Can you write out all of the material below, word for word?

--- Start of Input ---

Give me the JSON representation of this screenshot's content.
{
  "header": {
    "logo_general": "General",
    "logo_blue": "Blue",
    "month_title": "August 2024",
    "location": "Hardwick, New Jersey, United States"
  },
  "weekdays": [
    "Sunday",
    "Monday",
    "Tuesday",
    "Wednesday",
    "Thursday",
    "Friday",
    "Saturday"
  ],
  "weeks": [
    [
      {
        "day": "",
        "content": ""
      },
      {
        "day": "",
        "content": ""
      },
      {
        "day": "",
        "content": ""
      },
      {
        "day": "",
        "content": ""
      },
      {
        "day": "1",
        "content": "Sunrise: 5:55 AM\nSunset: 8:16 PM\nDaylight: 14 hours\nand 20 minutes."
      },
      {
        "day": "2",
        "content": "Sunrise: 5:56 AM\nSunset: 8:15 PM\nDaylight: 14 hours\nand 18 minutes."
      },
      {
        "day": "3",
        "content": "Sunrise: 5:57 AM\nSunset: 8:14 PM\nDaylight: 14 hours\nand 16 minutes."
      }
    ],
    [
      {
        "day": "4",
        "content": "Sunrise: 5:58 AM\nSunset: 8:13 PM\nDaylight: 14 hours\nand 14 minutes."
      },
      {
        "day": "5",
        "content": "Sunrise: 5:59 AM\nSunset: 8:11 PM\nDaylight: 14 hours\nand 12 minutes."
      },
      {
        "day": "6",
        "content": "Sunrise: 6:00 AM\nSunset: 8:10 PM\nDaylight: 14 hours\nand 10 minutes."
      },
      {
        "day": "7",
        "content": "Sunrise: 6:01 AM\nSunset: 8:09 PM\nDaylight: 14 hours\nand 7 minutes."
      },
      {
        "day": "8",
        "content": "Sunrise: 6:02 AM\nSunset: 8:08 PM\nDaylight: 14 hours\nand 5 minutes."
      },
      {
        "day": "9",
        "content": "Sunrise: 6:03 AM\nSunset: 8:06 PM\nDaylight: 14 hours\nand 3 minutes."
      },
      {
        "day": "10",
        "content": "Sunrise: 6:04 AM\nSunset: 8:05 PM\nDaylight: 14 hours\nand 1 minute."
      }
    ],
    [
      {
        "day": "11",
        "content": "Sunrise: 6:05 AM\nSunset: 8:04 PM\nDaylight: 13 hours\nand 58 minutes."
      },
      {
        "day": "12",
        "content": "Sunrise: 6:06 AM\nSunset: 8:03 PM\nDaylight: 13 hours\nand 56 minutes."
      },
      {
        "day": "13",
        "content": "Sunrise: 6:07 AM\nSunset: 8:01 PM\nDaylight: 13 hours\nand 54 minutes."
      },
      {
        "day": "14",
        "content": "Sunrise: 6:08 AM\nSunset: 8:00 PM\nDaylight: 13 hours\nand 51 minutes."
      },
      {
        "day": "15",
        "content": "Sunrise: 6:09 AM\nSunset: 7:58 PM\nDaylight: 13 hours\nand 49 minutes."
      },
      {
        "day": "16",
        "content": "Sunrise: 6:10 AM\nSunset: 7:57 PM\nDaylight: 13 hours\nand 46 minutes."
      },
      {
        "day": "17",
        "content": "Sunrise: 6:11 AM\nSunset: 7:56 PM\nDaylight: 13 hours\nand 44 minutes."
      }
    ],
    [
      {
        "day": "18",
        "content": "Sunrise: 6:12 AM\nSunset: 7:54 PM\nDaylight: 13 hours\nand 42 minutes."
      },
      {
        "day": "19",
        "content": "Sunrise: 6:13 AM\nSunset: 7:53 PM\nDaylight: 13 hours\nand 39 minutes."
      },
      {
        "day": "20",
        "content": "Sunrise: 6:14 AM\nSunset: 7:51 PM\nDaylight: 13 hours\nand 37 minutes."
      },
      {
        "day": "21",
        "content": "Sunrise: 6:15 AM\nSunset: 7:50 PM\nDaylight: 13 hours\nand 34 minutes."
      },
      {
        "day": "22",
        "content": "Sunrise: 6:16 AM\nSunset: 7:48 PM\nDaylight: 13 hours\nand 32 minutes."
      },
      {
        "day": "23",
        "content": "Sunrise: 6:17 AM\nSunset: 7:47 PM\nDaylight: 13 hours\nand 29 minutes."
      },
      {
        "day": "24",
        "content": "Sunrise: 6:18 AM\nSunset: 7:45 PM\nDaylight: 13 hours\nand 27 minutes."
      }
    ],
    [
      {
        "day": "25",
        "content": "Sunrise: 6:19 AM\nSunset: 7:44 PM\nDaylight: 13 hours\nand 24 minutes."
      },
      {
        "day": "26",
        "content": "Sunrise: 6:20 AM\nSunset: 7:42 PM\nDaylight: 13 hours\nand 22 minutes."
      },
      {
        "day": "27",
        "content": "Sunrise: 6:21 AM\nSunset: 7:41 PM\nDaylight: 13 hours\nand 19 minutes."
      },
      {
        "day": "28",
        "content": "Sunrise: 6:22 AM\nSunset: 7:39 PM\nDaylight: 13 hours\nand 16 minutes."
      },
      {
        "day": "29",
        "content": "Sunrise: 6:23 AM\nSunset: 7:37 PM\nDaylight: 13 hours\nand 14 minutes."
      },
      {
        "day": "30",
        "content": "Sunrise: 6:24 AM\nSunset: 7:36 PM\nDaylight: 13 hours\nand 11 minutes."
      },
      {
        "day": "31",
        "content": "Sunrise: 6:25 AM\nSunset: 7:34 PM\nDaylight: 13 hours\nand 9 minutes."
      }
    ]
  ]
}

--- End of Input ---

§ **Result**
Give me the JSON representation of this screenshot's content.
{
  "header": {
    "logo_general": "General",
    "logo_blue": "Blue",
    "month_title": "August 2024",
    "location": "Hardwick, New Jersey, United States"
  },
  "weekdays": [
    "Sunday",
    "Monday",
    "Tuesday",
    "Wednesday",
    "Thursday",
    "Friday",
    "Saturday"
  ],
  "weeks": [
    [
      {
        "day": "",
        "content": ""
      },
      {
        "day": "",
        "content": ""
      },
      {
        "day": "",
        "content": ""
      },
      {
        "day": "",
        "content": ""
      },
      {
        "day": "1",
        "content": "Sunrise: 5:55 AM\nSunset: 8:16 PM\nDaylight: 14 hours\nand 20 minutes."
      },
      {
        "day": "2",
        "content": "Sunrise: 5:56 AM\nSunset: 8:15 PM\nDaylight: 14 hours\nand 18 minutes."
      },
      {
        "day": "3",
        "content": "Sunrise: 5:57 AM\nSunset: 8:14 PM\nDaylight: 14 hours\nand 16 minutes."
      }
    ],
    [
      {
        "day": "4",
        "content": "Sunrise: 5:58 AM\nSunset: 8:13 PM\nDaylight: 14 hours\nand 14 minutes."
      },
      {
        "day": "5",
        "content": "Sunrise: 5:59 AM\nSunset: 8:11 PM\nDaylight: 14 hours\nand 12 minutes."
      },
      {
        "day": "6",
        "content": "Sunrise: 6:00 AM\nSunset: 8:10 PM\nDaylight: 14 hours\nand 10 minutes."
      },
      {
        "day": "7",
        "content": "Sunrise: 6:01 AM\nSunset: 8:09 PM\nDaylight: 14 hours\nand 7 minutes."
      },
      {
        "day": "8",
        "content": "Sunrise: 6:02 AM\nSunset: 8:08 PM\nDaylight: 14 hours\nand 5 minutes."
      },
      {
        "day": "9",
        "content": "Sunrise: 6:03 AM\nSunset: 8:06 PM\nDaylight: 14 hours\nand 3 minutes."
      },
      {
        "day": "10",
        "content": "Sunrise: 6:04 AM\nSunset: 8:05 PM\nDaylight: 14 hours\nand 1 minute."
      }
    ],
    [
      {
        "day": "11",
        "content": "Sunrise: 6:05 AM\nSunset: 8:04 PM\nDaylight: 13 hours\nand 58 minutes."
      },
      {
        "day": "12",
        "content": "Sunrise: 6:06 AM\nSunset: 8:03 PM\nDaylight: 13 hours\nand 56 minutes."
      },
      {
        "day": "13",
        "content": "Sunrise: 6:07 AM\nSunset: 8:01 PM\nDaylight: 13 hours\nand 54 minutes."
      },
      {
        "day": "14",
        "content": "Sunrise: 6:08 AM\nSunset: 8:00 PM\nDaylight: 13 hours\nand 51 minutes."
      },
      {
        "day": "15",
        "content": "Sunrise: 6:09 AM\nSunset: 7:58 PM\nDaylight: 13 hours\nand 49 minutes."
      },
      {
        "day": "16",
        "content": "Sunrise: 6:10 AM\nSunset: 7:57 PM\nDaylight: 13 hours\nand 46 minutes."
      },
      {
        "day": "17",
        "content": "Sunrise: 6:11 AM\nSunset: 7:56 PM\nDaylight: 13 hours\nand 44 minutes."
      }
    ],
    [
      {
        "day": "18",
        "content": "Sunrise: 6:12 AM\nSunset: 7:54 PM\nDaylight: 13 hours\nand 42 minutes."
      },
      {
        "day": "19",
        "content": "Sunrise: 6:13 AM\nSunset: 7:53 PM\nDaylight: 13 hours\nand 39 minutes."
      },
      {
        "day": "20",
        "content": "Sunrise: 6:14 AM\nSunset: 7:51 PM\nDaylight: 13 hours\nand 37 minutes."
      },
      {
        "day": "21",
        "content": "Sunrise: 6:15 AM\nSunset: 7:50 PM\nDaylight: 13 hours\nand 34 minutes."
      },
      {
        "day": "22",
        "content": "Sunrise: 6:16 AM\nSunset: 7:48 PM\nDaylight: 13 hours\nand 32 minutes."
      },
      {
        "day": "23",
        "content": "Sunrise: 6:17 AM\nSunset: 7:47 PM\nDaylight: 13 hours\nand 29 minutes."
      },
      {
        "day": "24",
        "content": "Sunrise: 6:18 AM\nSunset: 7:45 PM\nDaylight: 13 hours\nand 27 minutes."
      }
    ],
    [
      {
        "day": "25",
        "content": "Sunrise: 6:19 AM\nSunset: 7:44 PM\nDaylight: 13 hours\nand 24 minutes."
      },
      {
        "day": "26",
        "content": "Sunrise: 6:20 AM\nSunset: 7:42 PM\nDaylight: 13 hours\nand 22 minutes."
      },
      {
        "day": "27",
        "content": "Sunrise: 6:21 AM\nSunset: 7:41 PM\nDaylight: 13 hours\nand 19 minutes."
      },
      {
        "day": "28",
        "content": "Sunrise: 6:22 AM\nSunset: 7:39 PM\nDaylight: 13 hours\nand 16 minutes."
      },
      {
        "day": "29",
        "content": "Sunrise: 6:23 AM\nSunset: 7:37 PM\nDaylight: 13 hours\nand 14 minutes."
      },
      {
        "day": "30",
        "content": "Sunrise: 6:24 AM\nSunset: 7:36 PM\nDaylight: 13 hours\nand 11 minutes."
      },
      {
        "day": "31",
        "content": "Sunrise: 6:25 AM\nSunset: 7:34 PM\nDaylight: 13 hours\nand 9 minutes."
      }
    ]
  ]
}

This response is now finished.